Stated problem - Single out each line with the word "model" and copy it.

Entries -
* * *
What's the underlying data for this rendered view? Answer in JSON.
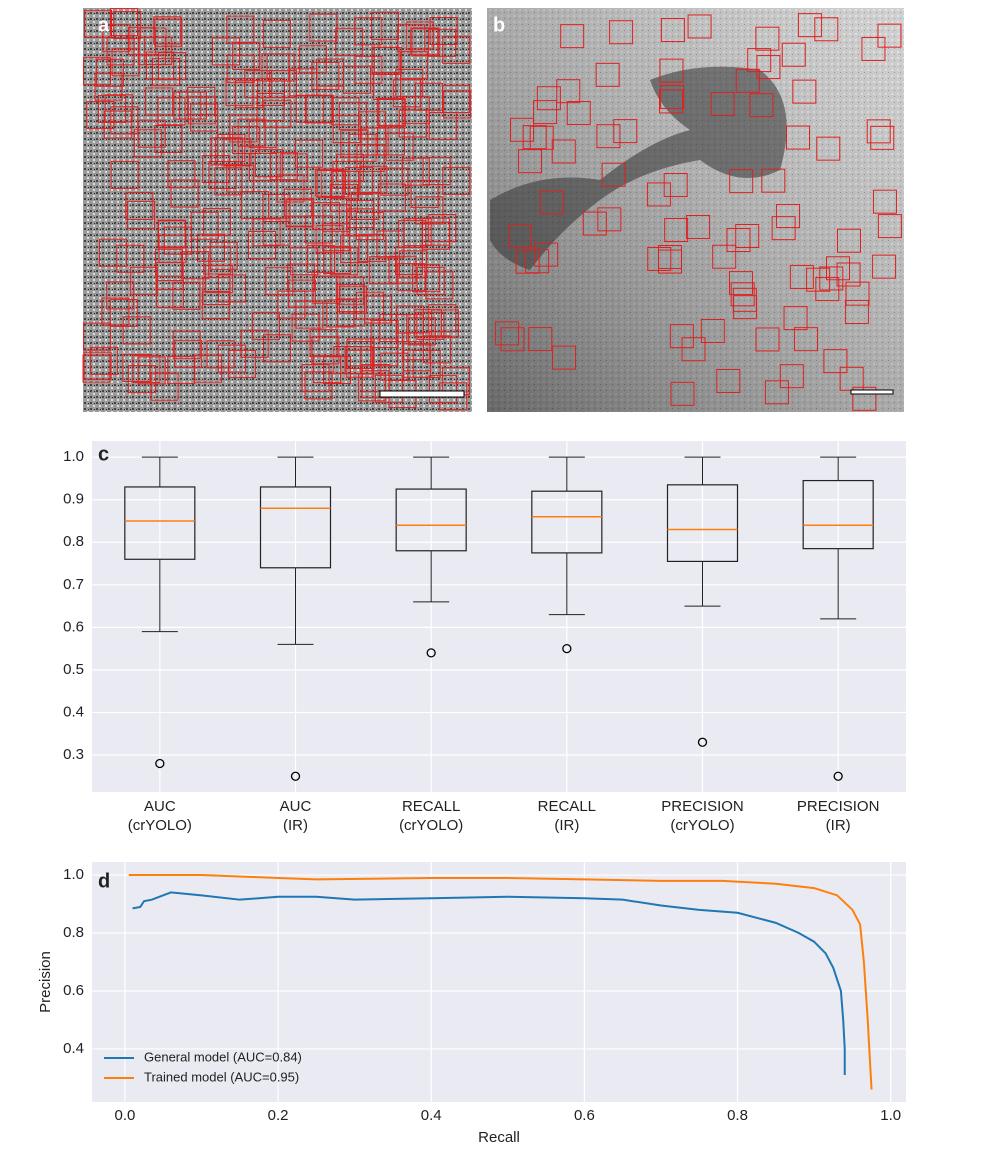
{
  "image_panels": [
    {
      "label": "a"
    },
    {
      "label": "b"
    }
  ],
  "chart_data": [
    {
      "type": "box",
      "panel_label": "c",
      "categories": [
        "AUC\n(crYOLO)",
        "AUC\n(IR)",
        "RECALL\n(crYOLO)",
        "RECALL\n(IR)",
        "PRECISION\n(crYOLO)",
        "PRECISION\n(IR)"
      ],
      "boxes": [
        {
          "whislo": 0.59,
          "q1": 0.76,
          "med": 0.85,
          "q3": 0.93,
          "whishi": 1.0,
          "fliers": [
            0.28
          ]
        },
        {
          "whislo": 0.56,
          "q1": 0.74,
          "med": 0.88,
          "q3": 0.93,
          "whishi": 1.0,
          "fliers": [
            0.25
          ]
        },
        {
          "whislo": 0.66,
          "q1": 0.78,
          "med": 0.84,
          "q3": 0.925,
          "whishi": 1.0,
          "fliers": [
            0.54
          ]
        },
        {
          "whislo": 0.63,
          "q1": 0.775,
          "med": 0.86,
          "q3": 0.92,
          "whishi": 1.0,
          "fliers": [
            0.55
          ]
        },
        {
          "whislo": 0.65,
          "q1": 0.755,
          "med": 0.83,
          "q3": 0.935,
          "whishi": 1.0,
          "fliers": [
            0.33
          ]
        },
        {
          "whislo": 0.62,
          "q1": 0.785,
          "med": 0.84,
          "q3": 0.945,
          "whishi": 1.0,
          "fliers": [
            0.25
          ]
        }
      ],
      "box_color": "#222222",
      "median_color": "#ff7f0e",
      "ylim": [
        0.213,
        1.038
      ],
      "yticks": [
        0.3,
        0.4,
        0.5,
        0.6,
        0.7,
        0.8,
        0.9,
        {
          "value": 1,
          "label": "1.0"
        }
      ],
      "grid": true
    },
    {
      "type": "line",
      "panel_label": "d",
      "x_label": "Recall",
      "y_label": "Precision",
      "series": [
        {
          "name": "General model (AUC=0.84)",
          "color": "#1f77b4",
          "x": [
            0.01,
            0.02,
            0.025,
            0.035,
            0.05,
            0.06,
            0.08,
            0.1,
            0.15,
            0.2,
            0.25,
            0.3,
            0.4,
            0.5,
            0.6,
            0.65,
            0.7,
            0.75,
            0.8,
            0.85,
            0.88,
            0.9,
            0.915,
            0.925,
            0.935,
            0.938,
            0.94,
            0.94
          ],
          "values": [
            0.885,
            0.89,
            0.91,
            0.915,
            0.93,
            0.94,
            0.935,
            0.93,
            0.915,
            0.925,
            0.925,
            0.915,
            0.92,
            0.925,
            0.92,
            0.915,
            0.895,
            0.88,
            0.87,
            0.835,
            0.8,
            0.77,
            0.73,
            0.68,
            0.6,
            0.5,
            0.4,
            0.31
          ]
        },
        {
          "name": "Trained model (AUC=0.95)",
          "color": "#ff7f0e",
          "x": [
            0.005,
            0.1,
            0.2,
            0.25,
            0.4,
            0.5,
            0.6,
            0.7,
            0.78,
            0.85,
            0.9,
            0.93,
            0.95,
            0.96,
            0.965,
            0.97,
            0.975
          ],
          "values": [
            1.0,
            1.0,
            0.99,
            0.985,
            0.99,
            0.99,
            0.985,
            0.98,
            0.98,
            0.97,
            0.955,
            0.93,
            0.88,
            0.83,
            0.7,
            0.5,
            0.26
          ]
        }
      ],
      "xlim": [
        -0.043,
        1.02
      ],
      "ylim": [
        0.217,
        1.045
      ],
      "xticks": [
        {
          "value": 0,
          "label": "0.0"
        },
        0.2,
        0.4,
        0.6,
        0.8,
        {
          "value": 1,
          "label": "1.0"
        }
      ],
      "yticks": [
        0.4,
        0.6,
        0.8,
        {
          "value": 1,
          "label": "1.0"
        }
      ],
      "grid": true,
      "legend": "lower left"
    }
  ]
}
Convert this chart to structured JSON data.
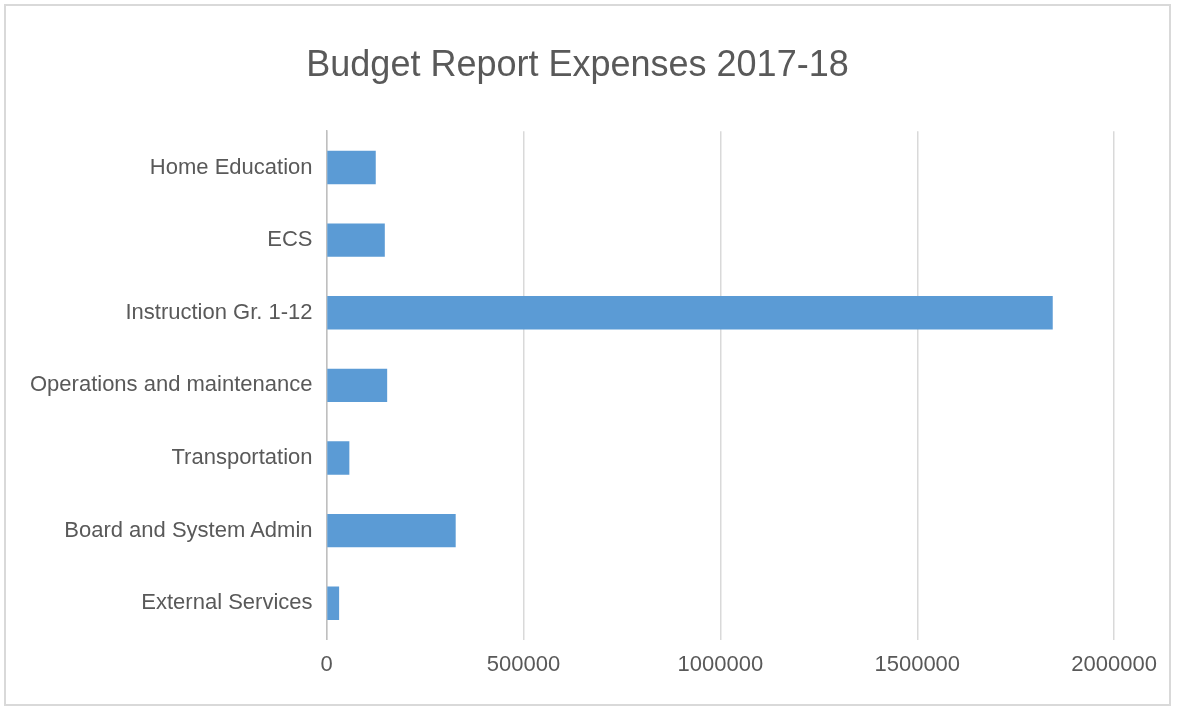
{
  "chart_data": {
    "type": "bar",
    "orientation": "horizontal",
    "title": "Budget Report Expenses 2017-18",
    "categories": [
      "Home Education",
      "ECS",
      "Instruction Gr. 1-12",
      "Operations and maintenance",
      "Transportation",
      "Board and System Admin",
      "External Services"
    ],
    "values": [
      125000,
      148000,
      1844000,
      154000,
      58000,
      328000,
      32000
    ],
    "color": "#5b9bd5",
    "xlim": [
      0,
      2000000
    ],
    "xticks": [
      0,
      500000,
      1000000,
      1500000,
      2000000
    ],
    "grid": "x",
    "legend": false
  }
}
* * *
Response to the exercise -
          "name": "General model (AUC=0.84)",
          "name": "Trained model (AUC=0.95)",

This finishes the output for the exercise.